[Raw records start]

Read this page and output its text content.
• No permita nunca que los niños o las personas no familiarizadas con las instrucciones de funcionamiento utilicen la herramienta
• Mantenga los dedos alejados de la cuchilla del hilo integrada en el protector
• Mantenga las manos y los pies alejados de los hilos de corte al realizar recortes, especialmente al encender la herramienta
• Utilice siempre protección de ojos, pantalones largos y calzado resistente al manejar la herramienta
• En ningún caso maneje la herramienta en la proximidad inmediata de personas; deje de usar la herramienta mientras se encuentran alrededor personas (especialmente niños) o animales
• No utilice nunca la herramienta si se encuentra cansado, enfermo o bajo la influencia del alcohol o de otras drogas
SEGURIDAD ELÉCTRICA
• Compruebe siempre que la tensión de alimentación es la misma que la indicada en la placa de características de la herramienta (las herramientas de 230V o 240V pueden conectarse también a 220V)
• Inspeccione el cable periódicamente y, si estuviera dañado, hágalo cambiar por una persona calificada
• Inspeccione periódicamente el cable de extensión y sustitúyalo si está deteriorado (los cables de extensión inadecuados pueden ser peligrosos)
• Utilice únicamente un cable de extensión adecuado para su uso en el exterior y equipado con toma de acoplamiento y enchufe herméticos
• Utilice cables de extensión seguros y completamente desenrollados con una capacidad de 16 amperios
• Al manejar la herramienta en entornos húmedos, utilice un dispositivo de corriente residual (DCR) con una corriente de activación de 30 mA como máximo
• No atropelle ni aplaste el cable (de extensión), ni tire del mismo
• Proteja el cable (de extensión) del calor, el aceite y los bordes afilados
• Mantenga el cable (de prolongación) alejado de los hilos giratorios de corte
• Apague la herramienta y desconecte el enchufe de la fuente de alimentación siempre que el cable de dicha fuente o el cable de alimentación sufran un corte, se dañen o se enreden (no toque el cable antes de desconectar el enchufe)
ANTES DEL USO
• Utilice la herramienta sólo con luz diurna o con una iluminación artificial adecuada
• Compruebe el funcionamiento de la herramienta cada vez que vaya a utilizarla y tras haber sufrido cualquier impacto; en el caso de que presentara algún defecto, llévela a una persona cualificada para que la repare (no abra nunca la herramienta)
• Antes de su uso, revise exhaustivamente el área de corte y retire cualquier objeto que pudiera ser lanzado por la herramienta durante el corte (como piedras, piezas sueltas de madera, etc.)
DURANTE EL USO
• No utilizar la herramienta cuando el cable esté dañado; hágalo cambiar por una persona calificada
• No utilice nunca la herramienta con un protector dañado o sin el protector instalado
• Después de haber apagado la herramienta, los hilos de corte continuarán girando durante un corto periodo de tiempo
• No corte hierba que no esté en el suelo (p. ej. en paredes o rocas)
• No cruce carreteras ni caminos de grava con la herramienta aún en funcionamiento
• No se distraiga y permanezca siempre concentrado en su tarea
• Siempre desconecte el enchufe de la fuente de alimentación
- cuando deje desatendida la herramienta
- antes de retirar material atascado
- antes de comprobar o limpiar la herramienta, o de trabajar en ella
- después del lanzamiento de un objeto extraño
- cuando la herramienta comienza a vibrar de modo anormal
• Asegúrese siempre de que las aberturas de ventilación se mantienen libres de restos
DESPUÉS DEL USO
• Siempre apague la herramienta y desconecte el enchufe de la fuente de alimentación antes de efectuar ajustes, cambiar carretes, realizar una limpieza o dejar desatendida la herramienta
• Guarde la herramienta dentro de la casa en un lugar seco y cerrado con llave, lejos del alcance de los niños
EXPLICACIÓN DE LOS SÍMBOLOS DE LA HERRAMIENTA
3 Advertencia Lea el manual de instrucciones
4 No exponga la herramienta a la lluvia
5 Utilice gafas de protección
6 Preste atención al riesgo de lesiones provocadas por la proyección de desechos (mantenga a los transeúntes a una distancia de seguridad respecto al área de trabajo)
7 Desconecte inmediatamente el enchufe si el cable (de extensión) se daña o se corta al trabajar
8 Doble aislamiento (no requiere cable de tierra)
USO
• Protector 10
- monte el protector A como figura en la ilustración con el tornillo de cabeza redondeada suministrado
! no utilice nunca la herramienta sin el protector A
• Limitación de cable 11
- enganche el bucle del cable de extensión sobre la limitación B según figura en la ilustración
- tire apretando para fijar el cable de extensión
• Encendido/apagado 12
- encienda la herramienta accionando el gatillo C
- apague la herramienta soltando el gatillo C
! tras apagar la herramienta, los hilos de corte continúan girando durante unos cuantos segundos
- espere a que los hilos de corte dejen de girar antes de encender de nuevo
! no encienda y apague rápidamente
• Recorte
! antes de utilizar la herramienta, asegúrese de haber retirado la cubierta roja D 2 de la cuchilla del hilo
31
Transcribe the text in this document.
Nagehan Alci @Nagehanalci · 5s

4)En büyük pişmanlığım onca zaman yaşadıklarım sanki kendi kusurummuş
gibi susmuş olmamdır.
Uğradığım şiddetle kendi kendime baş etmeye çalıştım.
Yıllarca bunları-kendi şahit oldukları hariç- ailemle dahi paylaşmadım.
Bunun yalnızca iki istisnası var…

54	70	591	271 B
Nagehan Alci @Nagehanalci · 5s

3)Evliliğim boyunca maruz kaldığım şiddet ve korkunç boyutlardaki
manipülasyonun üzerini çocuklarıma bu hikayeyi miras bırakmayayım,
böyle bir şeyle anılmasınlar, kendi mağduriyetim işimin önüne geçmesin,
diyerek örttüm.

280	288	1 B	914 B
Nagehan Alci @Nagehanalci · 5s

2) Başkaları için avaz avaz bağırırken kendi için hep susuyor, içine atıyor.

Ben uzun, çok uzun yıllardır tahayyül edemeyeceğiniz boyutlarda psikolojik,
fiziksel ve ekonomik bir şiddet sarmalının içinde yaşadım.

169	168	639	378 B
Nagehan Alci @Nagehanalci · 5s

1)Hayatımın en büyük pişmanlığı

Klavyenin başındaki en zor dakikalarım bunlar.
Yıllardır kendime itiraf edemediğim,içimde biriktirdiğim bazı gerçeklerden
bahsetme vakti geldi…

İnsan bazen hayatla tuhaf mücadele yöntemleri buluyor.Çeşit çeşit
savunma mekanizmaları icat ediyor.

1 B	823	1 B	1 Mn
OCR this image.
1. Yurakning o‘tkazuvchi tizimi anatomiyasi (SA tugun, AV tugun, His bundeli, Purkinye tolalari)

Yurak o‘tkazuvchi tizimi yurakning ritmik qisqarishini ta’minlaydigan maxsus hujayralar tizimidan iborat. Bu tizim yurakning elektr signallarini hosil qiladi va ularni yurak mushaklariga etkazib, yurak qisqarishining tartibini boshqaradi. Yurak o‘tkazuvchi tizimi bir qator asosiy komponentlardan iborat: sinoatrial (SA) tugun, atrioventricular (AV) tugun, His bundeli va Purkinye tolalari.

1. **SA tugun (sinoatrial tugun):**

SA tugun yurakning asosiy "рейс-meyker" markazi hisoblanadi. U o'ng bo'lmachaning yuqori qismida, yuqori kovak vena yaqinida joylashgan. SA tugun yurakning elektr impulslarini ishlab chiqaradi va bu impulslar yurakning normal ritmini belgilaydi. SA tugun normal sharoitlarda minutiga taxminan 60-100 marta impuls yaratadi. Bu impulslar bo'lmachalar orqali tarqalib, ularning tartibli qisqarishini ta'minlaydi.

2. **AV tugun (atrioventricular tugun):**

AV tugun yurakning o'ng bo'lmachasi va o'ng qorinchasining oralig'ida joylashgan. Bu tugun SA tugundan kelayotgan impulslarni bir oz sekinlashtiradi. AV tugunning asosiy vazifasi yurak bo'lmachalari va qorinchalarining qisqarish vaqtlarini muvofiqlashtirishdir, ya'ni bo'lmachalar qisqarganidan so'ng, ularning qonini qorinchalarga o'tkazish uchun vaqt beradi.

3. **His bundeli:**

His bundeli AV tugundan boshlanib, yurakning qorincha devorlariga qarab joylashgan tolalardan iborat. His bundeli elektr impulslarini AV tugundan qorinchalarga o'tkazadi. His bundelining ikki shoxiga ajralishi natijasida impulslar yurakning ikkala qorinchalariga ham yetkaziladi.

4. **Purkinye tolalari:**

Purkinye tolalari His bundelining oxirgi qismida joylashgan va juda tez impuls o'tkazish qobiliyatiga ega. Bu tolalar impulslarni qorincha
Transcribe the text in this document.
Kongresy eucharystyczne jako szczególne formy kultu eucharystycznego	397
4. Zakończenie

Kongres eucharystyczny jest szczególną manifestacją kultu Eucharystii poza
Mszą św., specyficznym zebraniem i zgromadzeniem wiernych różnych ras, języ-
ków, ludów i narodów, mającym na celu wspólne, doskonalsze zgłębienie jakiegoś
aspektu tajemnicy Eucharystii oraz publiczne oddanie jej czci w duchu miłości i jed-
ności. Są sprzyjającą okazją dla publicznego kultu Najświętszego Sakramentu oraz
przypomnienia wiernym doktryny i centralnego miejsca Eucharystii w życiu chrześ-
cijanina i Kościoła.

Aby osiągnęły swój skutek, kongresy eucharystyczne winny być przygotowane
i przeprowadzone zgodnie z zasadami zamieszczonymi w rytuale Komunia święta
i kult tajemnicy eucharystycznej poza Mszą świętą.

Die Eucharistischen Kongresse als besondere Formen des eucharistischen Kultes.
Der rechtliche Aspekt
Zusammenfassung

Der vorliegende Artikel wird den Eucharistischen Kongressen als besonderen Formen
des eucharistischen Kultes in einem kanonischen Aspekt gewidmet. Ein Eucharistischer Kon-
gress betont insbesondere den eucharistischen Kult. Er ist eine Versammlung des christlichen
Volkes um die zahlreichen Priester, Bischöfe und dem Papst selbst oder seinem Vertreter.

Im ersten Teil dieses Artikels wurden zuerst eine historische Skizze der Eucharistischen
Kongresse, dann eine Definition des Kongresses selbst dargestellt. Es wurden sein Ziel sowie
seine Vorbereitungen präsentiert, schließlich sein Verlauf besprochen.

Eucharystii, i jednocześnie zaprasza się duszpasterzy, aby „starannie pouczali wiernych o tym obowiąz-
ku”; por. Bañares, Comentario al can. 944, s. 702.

[Raw records end]

- Exercise goal -
Go through the records and show every line with the string "trabajar" in it.

- The answer -
- antes de comprobar o limpiar la herramienta, o de trabajar en ella
7 Desconecte inmediatamente el enchufe si el cable (de extensión) se daña o se corta al trabajar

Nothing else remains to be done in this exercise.